__EXERCISE DETAILS__. Can you print every line of the listing below word for word, leaving out the pictures?

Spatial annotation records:
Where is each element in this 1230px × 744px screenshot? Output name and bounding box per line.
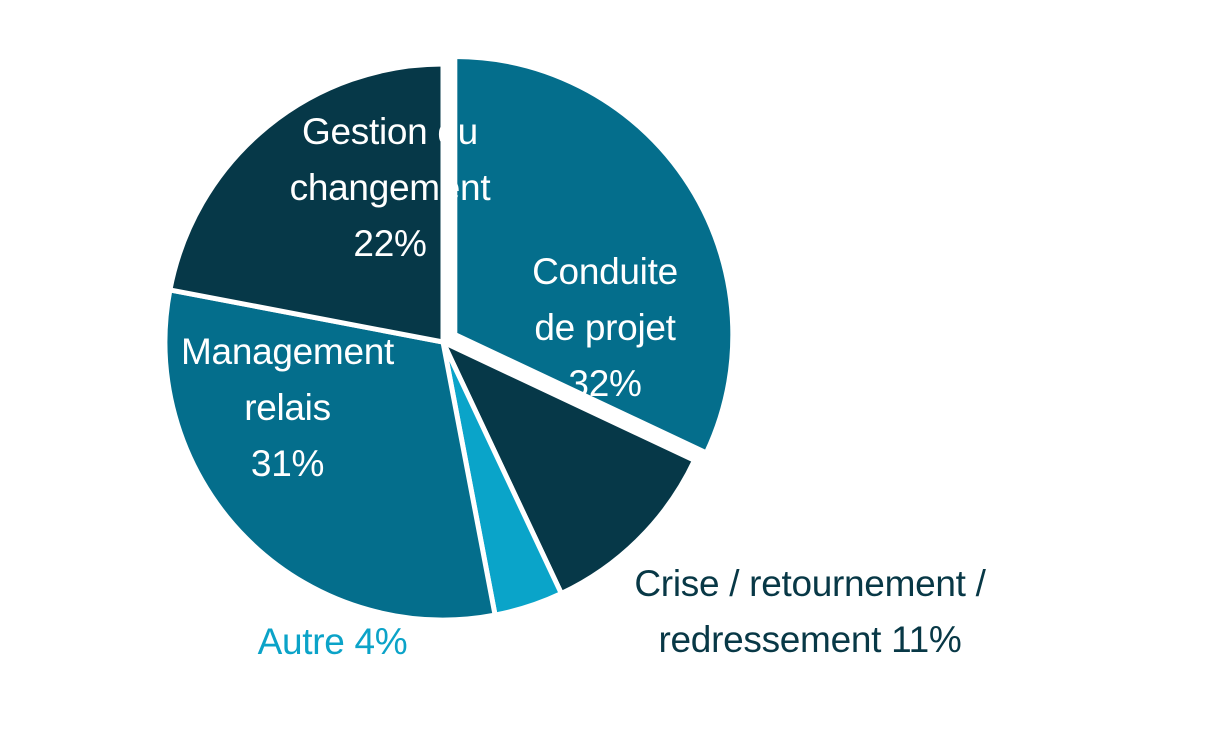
label-line: relais — [244, 387, 331, 428]
label-line: changement — [289, 167, 491, 208]
value-label: 22% — [353, 223, 427, 264]
label-autre: Autre 4% — [235, 614, 430, 670]
value-label: 31% — [250, 443, 325, 484]
pie-slice-crise-retournement-redressement — [440, 339, 698, 597]
label-gestion-du-changement: Gestion du changement 22% — [270, 104, 510, 272]
label-line: Gestion du — [302, 111, 478, 152]
pie-slice-conduite-de-projet — [452, 53, 736, 456]
label-line: redressement 11% — [658, 619, 962, 660]
value-label: 32% — [568, 363, 642, 404]
pie-slice-management-relais — [162, 287, 498, 623]
label-crise-retournement-redressement: Crise / retournement / redressement 11% — [590, 556, 1030, 668]
pie-slice-gestion-du-changement — [167, 61, 446, 345]
label-line: Conduite — [532, 251, 678, 292]
label-management-relais: Management relais 31% — [155, 324, 420, 492]
label-line: de projet — [534, 307, 676, 348]
label-conduite-de-projet: Conduite de projet 32% — [505, 244, 705, 412]
label-line: Management — [181, 331, 394, 372]
label-line: Autre 4% — [257, 621, 408, 662]
label-line: Crise / retournement / — [634, 563, 986, 604]
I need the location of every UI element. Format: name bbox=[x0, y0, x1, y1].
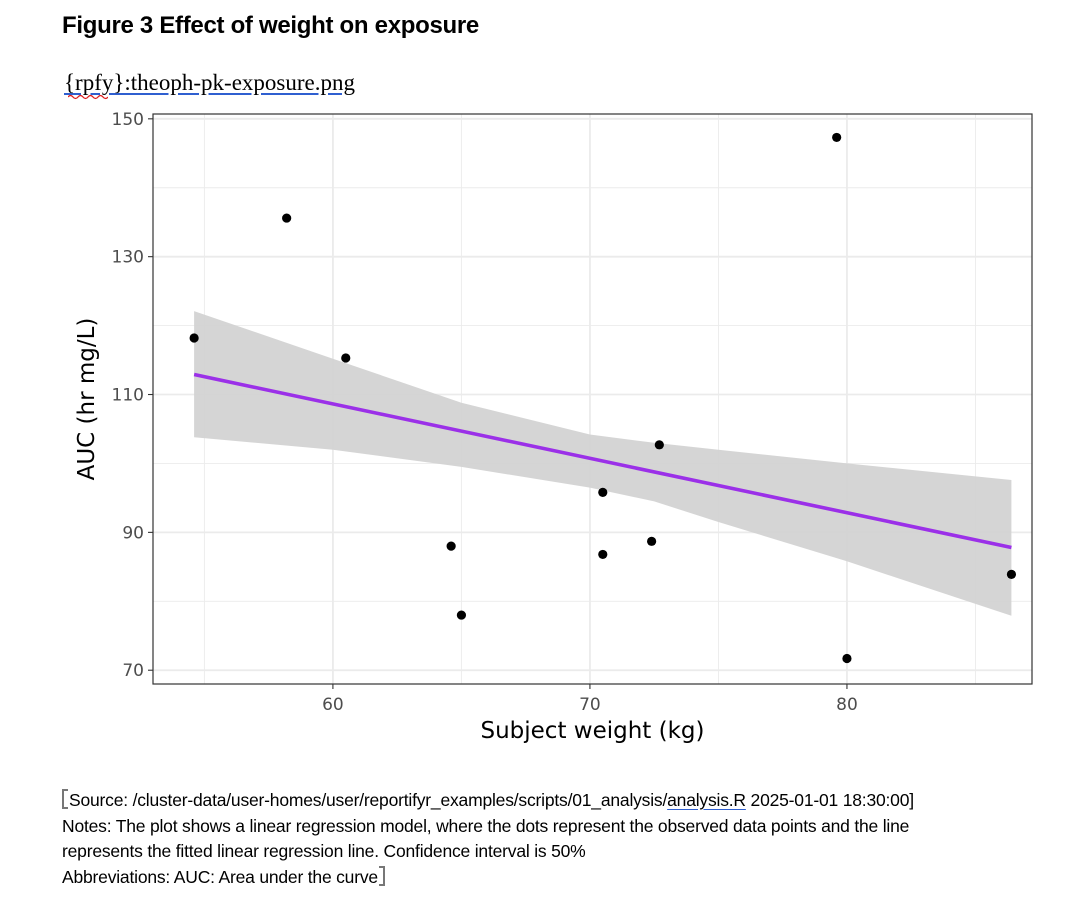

__COMPLETE OUTPUT__.
Where is each element in this 1230px × 744px screenshot? Output name and bounding box per line.
label-line: relais — [244, 387, 331, 428]
label-line: changement — [289, 167, 491, 208]
value-label: 22% — [353, 223, 427, 264]
label-autre: Autre 4% — [235, 614, 430, 670]
value-label: 31% — [250, 443, 325, 484]
pie-slice-crise-retournement-redressement — [440, 339, 698, 597]
label-gestion-du-changement: Gestion du changement 22% — [270, 104, 510, 272]
label-line: Gestion du — [302, 111, 478, 152]
pie-slice-conduite-de-projet — [452, 53, 736, 456]
label-line: redressement 11% — [658, 619, 962, 660]
value-label: 32% — [568, 363, 642, 404]
pie-slice-management-relais — [162, 287, 498, 623]
label-crise-retournement-redressement: Crise / retournement / redressement 11% — [590, 556, 1030, 668]
pie-slice-gestion-du-changement — [167, 61, 446, 345]
label-line: Conduite — [532, 251, 678, 292]
label-management-relais: Management relais 31% — [155, 324, 420, 492]
label-line: de projet — [534, 307, 676, 348]
label-conduite-de-projet: Conduite de projet 32% — [505, 244, 705, 412]
label-line: Management — [181, 331, 394, 372]
label-line: Autre 4% — [257, 621, 408, 662]
label-line: Crise / retournement / — [634, 563, 986, 604]
I need the location of every UI element. Format: name bbox=[x0, y0, x1, y1].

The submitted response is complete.